═════ Data excerpts

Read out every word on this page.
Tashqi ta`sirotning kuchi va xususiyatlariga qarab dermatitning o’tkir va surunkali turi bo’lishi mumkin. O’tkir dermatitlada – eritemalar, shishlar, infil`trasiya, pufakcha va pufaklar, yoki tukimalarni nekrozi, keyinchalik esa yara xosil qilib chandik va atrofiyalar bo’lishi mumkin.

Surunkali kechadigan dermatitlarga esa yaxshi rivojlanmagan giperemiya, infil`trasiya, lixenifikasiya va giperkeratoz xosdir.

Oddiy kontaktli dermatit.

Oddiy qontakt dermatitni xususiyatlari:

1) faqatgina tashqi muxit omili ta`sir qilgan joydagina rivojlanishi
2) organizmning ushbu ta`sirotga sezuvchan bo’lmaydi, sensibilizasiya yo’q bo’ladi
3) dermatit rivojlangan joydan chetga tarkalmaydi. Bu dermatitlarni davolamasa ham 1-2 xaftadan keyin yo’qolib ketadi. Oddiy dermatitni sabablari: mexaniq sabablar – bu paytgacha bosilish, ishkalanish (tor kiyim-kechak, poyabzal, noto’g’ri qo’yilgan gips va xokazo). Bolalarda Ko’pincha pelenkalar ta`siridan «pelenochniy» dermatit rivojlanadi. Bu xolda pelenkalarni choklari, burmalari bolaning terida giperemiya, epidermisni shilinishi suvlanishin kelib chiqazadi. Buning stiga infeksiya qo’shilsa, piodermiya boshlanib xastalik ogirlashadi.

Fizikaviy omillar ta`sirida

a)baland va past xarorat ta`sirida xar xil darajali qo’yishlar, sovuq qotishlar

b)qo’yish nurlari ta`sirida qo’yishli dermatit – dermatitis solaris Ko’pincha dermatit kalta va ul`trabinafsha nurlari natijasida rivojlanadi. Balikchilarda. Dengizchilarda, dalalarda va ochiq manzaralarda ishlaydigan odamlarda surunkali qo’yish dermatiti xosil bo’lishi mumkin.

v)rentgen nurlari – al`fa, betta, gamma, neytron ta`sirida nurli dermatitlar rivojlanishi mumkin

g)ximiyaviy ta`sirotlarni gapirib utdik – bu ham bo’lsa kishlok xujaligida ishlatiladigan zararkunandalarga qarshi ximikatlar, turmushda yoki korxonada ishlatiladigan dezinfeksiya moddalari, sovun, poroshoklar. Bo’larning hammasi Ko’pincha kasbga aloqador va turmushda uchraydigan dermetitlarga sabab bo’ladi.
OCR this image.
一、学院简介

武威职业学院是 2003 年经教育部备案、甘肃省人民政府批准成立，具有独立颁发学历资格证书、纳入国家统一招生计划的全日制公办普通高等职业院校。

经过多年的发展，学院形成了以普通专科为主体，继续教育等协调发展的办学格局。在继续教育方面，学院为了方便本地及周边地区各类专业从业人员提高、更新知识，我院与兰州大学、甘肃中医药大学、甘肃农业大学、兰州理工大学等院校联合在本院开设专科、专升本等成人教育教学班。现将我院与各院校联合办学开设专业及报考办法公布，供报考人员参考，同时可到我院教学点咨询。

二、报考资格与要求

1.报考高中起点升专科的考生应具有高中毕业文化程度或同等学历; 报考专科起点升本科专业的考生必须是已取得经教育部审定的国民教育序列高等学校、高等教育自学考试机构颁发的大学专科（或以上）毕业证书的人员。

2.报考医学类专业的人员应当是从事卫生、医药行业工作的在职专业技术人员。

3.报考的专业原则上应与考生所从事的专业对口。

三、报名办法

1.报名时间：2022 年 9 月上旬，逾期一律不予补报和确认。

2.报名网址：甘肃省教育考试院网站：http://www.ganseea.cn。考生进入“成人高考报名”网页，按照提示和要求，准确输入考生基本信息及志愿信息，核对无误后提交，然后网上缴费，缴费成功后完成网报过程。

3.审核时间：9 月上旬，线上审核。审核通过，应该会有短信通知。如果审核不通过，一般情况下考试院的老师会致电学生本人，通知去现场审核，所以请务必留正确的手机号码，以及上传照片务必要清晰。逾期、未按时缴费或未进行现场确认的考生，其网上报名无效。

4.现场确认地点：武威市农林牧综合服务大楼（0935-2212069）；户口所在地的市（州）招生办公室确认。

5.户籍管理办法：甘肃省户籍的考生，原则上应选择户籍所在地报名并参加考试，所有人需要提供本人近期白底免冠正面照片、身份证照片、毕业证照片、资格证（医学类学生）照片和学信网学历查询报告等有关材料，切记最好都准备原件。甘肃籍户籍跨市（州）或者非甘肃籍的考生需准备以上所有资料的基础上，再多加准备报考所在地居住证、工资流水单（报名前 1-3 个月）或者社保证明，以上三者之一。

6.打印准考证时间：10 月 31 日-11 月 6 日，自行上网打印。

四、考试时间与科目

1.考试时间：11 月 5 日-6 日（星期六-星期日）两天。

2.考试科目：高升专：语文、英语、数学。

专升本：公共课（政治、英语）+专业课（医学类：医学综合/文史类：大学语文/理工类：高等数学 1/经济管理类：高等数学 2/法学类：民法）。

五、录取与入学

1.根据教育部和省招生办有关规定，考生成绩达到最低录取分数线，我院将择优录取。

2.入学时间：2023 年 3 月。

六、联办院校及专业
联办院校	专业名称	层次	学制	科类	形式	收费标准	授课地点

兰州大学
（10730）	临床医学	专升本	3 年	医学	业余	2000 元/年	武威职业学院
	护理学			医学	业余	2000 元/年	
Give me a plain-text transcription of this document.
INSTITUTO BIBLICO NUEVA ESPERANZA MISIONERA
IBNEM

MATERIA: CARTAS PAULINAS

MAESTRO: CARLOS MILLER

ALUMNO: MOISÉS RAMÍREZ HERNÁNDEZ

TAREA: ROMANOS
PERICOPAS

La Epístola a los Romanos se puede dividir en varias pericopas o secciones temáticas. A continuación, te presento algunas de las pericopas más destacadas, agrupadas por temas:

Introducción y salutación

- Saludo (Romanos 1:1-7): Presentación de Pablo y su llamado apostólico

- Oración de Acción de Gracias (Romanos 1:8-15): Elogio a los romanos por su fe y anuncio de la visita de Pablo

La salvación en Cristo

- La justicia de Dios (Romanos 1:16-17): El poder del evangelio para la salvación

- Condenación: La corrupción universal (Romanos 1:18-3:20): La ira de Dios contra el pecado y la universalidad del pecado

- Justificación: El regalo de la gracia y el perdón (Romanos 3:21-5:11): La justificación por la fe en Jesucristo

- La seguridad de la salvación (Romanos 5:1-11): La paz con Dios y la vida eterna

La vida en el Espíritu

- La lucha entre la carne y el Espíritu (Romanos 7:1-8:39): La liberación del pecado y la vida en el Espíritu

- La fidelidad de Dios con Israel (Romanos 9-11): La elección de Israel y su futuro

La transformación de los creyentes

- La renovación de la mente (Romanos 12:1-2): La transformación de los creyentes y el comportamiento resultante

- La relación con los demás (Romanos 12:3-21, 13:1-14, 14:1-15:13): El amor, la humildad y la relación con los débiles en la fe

══════════

### Goal:
Repeat every entry exactly as written above.

### Correct output:
Read out every word on this page.
Tashqi ta`sirotning kuchi va xususiyatlariga qarab dermatitning o’tkir va surunkali turi bo’lishi mumkin. O’tkir dermatitlada – eritemalar, shishlar, infil`trasiya, pufakcha va pufaklar, yoki tukimalarni nekrozi, keyinchalik esa yara xosil qilib chandik va atrofiyalar bo’lishi mumkin.

Surunkali kechadigan dermatitlarga esa yaxshi rivojlanmagan giperemiya, infil`trasiya, lixenifikasiya va giperkeratoz xosdir.

Oddiy kontaktli dermatit.

Oddiy qontakt dermatitni xususiyatlari:

1) faqatgina tashqi muxit omili ta`sir qilgan joydagina rivojlanishi
2) organizmning ushbu ta`sirotga sezuvchan bo’lmaydi, sensibilizasiya yo’q bo’ladi
3) dermatit rivojlangan joydan chetga tarkalmaydi. Bu dermatitlarni davolamasa ham 1-2 xaftadan keyin yo’qolib ketadi. Oddiy dermatitni sabablari: mexaniq sabablar – bu paytgacha bosilish, ishkalanish (tor kiyim-kechak, poyabzal, noto’g’ri qo’yilgan gips va xokazo). Bolalarda Ko’pincha pelenkalar ta`siridan «pelenochniy» dermatit rivojlanadi. Bu xolda pelenkalarni choklari, burmalari bolaning terida giperemiya, epidermisni shilinishi suvlanishin kelib chiqazadi. Buning stiga infeksiya qo’shilsa, piodermiya boshlanib xastalik ogirlashadi.

Fizikaviy omillar ta`sirida

a)baland va past xarorat ta`sirida xar xil darajali qo’yishlar, sovuq qotishlar

b)qo’yish nurlari ta`sirida qo’yishli dermatit – dermatitis solaris Ko’pincha dermatit kalta va ul`trabinafsha nurlari natijasida rivojlanadi. Balikchilarda. Dengizchilarda, dalalarda va ochiq manzaralarda ishlaydigan odamlarda surunkali qo’yish dermatiti xosil bo’lishi mumkin.

v)rentgen nurlari – al`fa, betta, gamma, neytron ta`sirida nurli dermatitlar rivojlanishi mumkin

g)ximiyaviy ta`sirotlarni gapirib utdik – bu ham bo’lsa kishlok xujaligida ishlatiladigan zararkunandalarga qarshi ximikatlar, turmushda yoki korxonada ishlatiladigan dezinfeksiya moddalari, sovun, poroshoklar. Bo’larning hammasi Ko’pincha kasbga aloqador va turmushda uchraydigan dermetitlarga sabab bo’ladi.
OCR this image.
一、学院简介

武威职业学院是 2003 年经教育部备案、甘肃省人民政府批准成立，具有独立颁发学历资格证书、纳入国家统一招生计划的全日制公办普通高等职业院校。

经过多年的发展，学院形成了以普通专科为主体，继续教育等协调发展的办学格局。在继续教育方面，学院为了方便本地及周边地区各类专业从业人员提高、更新知识，我院与兰州大学、甘肃中医药大学、甘肃农业大学、兰州理工大学等院校联合在本院开设专科、专升本等成人教育教学班。现将我院与各院校联合办学开设专业及报考办法公布，供报考人员参考，同时可到我院教学点咨询。

二、报考资格与要求

1.报考高中起点升专科的考生应具有高中毕业文化程度或同等学历; 报考专科起点升本科专业的考生必须是已取得经教育部审定的国民教育序列高等学校、高等教育自学考试机构颁发的大学专科（或以上）毕业证书的人员。

2.报考医学类专业的人员应当是从事卫生、医药行业工作的在职专业技术人员。

3.报考的专业原则上应与考生所从事的专业对口。

三、报名办法

1.报名时间：2022 年 9 月上旬，逾期一律不予补报和确认。

2.报名网址：甘肃省教育考试院网站：http://www.ganseea.cn。考生进入“成人高考报名”网页，按照提示和要求，准确输入考生基本信息及志愿信息，核对无误后提交，然后网上缴费，缴费成功后完成网报过程。

3.审核时间：9 月上旬，线上审核。审核通过，应该会有短信通知。如果审核不通过，一般情况下考试院的老师会致电学生本人，通知去现场审核，所以请务必留正确的手机号码，以及上传照片务必要清晰。逾期、未按时缴费或未进行现场确认的考生，其网上报名无效。

4.现场确认地点：武威市农林牧综合服务大楼（0935-2212069）；户口所在地的市（州）招生办公室确认。

5.户籍管理办法：甘肃省户籍的考生，原则上应选择户籍所在地报名并参加考试，所有人需要提供本人近期白底免冠正面照片、身份证照片、毕业证照片、资格证（医学类学生）照片和学信网学历查询报告等有关材料，切记最好都准备原件。甘肃籍户籍跨市（州）或者非甘肃籍的考生需准备以上所有资料的基础上，再多加准备报考所在地居住证、工资流水单（报名前 1-3 个月）或者社保证明，以上三者之一。

6.打印准考证时间：10 月 31 日-11 月 6 日，自行上网打印。

四、考试时间与科目

1.考试时间：11 月 5 日-6 日（星期六-星期日）两天。

2.考试科目：高升专：语文、英语、数学。

专升本：公共课（政治、英语）+专业课（医学类：医学综合/文史类：大学语文/理工类：高等数学 1/经济管理类：高等数学 2/法学类：民法）。

五、录取与入学

1.根据教育部和省招生办有关规定，考生成绩达到最低录取分数线，我院将择优录取。

2.入学时间：2023 年 3 月。

六、联办院校及专业
联办院校	专业名称	层次	学制	科类	形式	收费标准	授课地点

兰州大学
（10730）	临床医学	专升本	3 年	医学	业余	2000 元/年	武威职业学院
	护理学			医学	业余	2000 元/年	
Give me a plain-text transcription of this document.
INSTITUTO BIBLICO NUEVA ESPERANZA MISIONERA
IBNEM

MATERIA: CARTAS PAULINAS

MAESTRO: CARLOS MILLER

ALUMNO: MOISÉS RAMÍREZ HERNÁNDEZ

TAREA: ROMANOS
PERICOPAS

La Epístola a los Romanos se puede dividir en varias pericopas o secciones temáticas. A continuación, te presento algunas de las pericopas más destacadas, agrupadas por temas:

Introducción y salutación

- Saludo (Romanos 1:1-7): Presentación de Pablo y su llamado apostólico

- Oración de Acción de Gracias (Romanos 1:8-15): Elogio a los romanos por su fe y anuncio de la visita de Pablo

La salvación en Cristo

- La justicia de Dios (Romanos 1:16-17): El poder del evangelio para la salvación

- Condenación: La corrupción universal (Romanos 1:18-3:20): La ira de Dios contra el pecado y la universalidad del pecado

- Justificación: El regalo de la gracia y el perdón (Romanos 3:21-5:11): La justificación por la fe en Jesucristo

- La seguridad de la salvación (Romanos 5:1-11): La paz con Dios y la vida eterna

La vida en el Espíritu

- La lucha entre la carne y el Espíritu (Romanos 7:1-8:39): La liberación del pecado y la vida en el Espíritu

- La fidelidad de Dios con Israel (Romanos 9-11): La elección de Israel y su futuro

La transformación de los creyentes

- La renovación de la mente (Romanos 12:1-2): La transformación de los creyentes y el comportamiento resultante

- La relación con los demás (Romanos 12:3-21, 13:1-14, 14:1-15:13): El amor, la humildad y la relación con los débiles en la fe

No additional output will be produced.